Exercise directions: Return every line below that contains the string "partitioning".

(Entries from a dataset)
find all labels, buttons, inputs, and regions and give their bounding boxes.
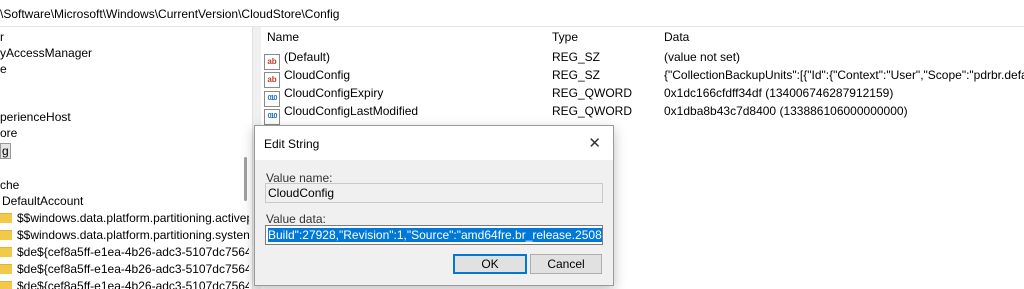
address-bar[interactable]: \Software\Microsoft\Windows\CurrentVersi… xyxy=(0,0,1024,27)
folder-icon xyxy=(0,281,12,289)
dialog-title: Edit String xyxy=(264,137,320,151)
tree-item-selected[interactable]: g xyxy=(0,143,11,159)
value-row[interactable]: ab (Default) REG_SZ (value not set) xyxy=(261,48,1024,70)
value-data-label: Value data: xyxy=(266,212,326,226)
value-name-field: CloudConfig xyxy=(265,183,603,203)
tree-item[interactable]: r xyxy=(0,29,4,45)
tree-item[interactable]: $$windows.data.platform.partitioning.act… xyxy=(0,210,249,226)
column-header-name[interactable]: Name xyxy=(267,30,299,44)
key-tree[interactable]: r yAccessManager e perienceHost ore g ch… xyxy=(0,27,249,289)
tree-item[interactable]: $$windows.data.platform.partitioning.sys… xyxy=(0,227,249,243)
tree-item[interactable]: che xyxy=(0,177,19,193)
tree-item[interactable]: $de${cef8a5ff-e1ea-4b26-adc3-5107dc7564f… xyxy=(0,261,249,277)
close-icon[interactable]: ✕ xyxy=(588,134,601,152)
folder-icon xyxy=(0,230,12,240)
tree-item[interactable]: $de${cef8a5ff-e1ea-4b26-adc3-5107dc7564f… xyxy=(0,278,249,289)
column-header-type[interactable]: Type xyxy=(552,30,578,44)
tree-item[interactable]: yAccessManager xyxy=(0,45,92,61)
address-path: \Software\Microsoft\Windows\CurrentVersi… xyxy=(0,7,340,21)
value-data-selected-text: Build":27928,"Revision":1,"Source":"amd6… xyxy=(268,228,602,242)
dialog-titlebar[interactable]: Edit String ✕ xyxy=(255,126,613,160)
tree-item[interactable]: perienceHost xyxy=(0,109,71,125)
tree-item[interactable]: $de${cef8a5ff-e1ea-4b26-adc3-5107dc7564f… xyxy=(0,244,249,260)
folder-icon xyxy=(0,213,12,223)
tree-item[interactable]: DefaultAccount xyxy=(2,193,83,209)
value-row[interactable]: 010 CloudConfigLastModified REG_QWORD 0x1… xyxy=(261,102,1024,125)
value-row[interactable]: 010 CloudConfigExpiry REG_QWORD 0x1dc166c… xyxy=(261,84,1024,107)
value-data-input[interactable]: Build":27928,"Revision":1,"Source":"amd6… xyxy=(265,225,603,245)
tree-item[interactable]: e xyxy=(0,61,7,77)
ok-button[interactable]: OK xyxy=(453,254,527,274)
edit-string-dialog: Edit String ✕ Value name: CloudConfig Va… xyxy=(254,125,614,286)
folder-icon xyxy=(0,247,12,257)
tree-item[interactable]: ore xyxy=(0,125,17,141)
value-row[interactable]: ab CloudConfig REG_SZ {"CollectionBackupU… xyxy=(261,66,1024,88)
cancel-button[interactable]: Cancel xyxy=(530,254,602,274)
tree-scrollbar-thumb[interactable] xyxy=(244,157,247,201)
folder-icon xyxy=(0,264,12,274)
binary-value-icon: 010 xyxy=(264,109,280,125)
column-header-data[interactable]: Data xyxy=(664,30,689,44)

Response:
tree-item[interactable]: $$windows.data.platform.partitioning.act… xyxy=(0,210,249,226)
tree-item[interactable]: $$windows.data.platform.partitioning.sys… xyxy=(0,227,249,243)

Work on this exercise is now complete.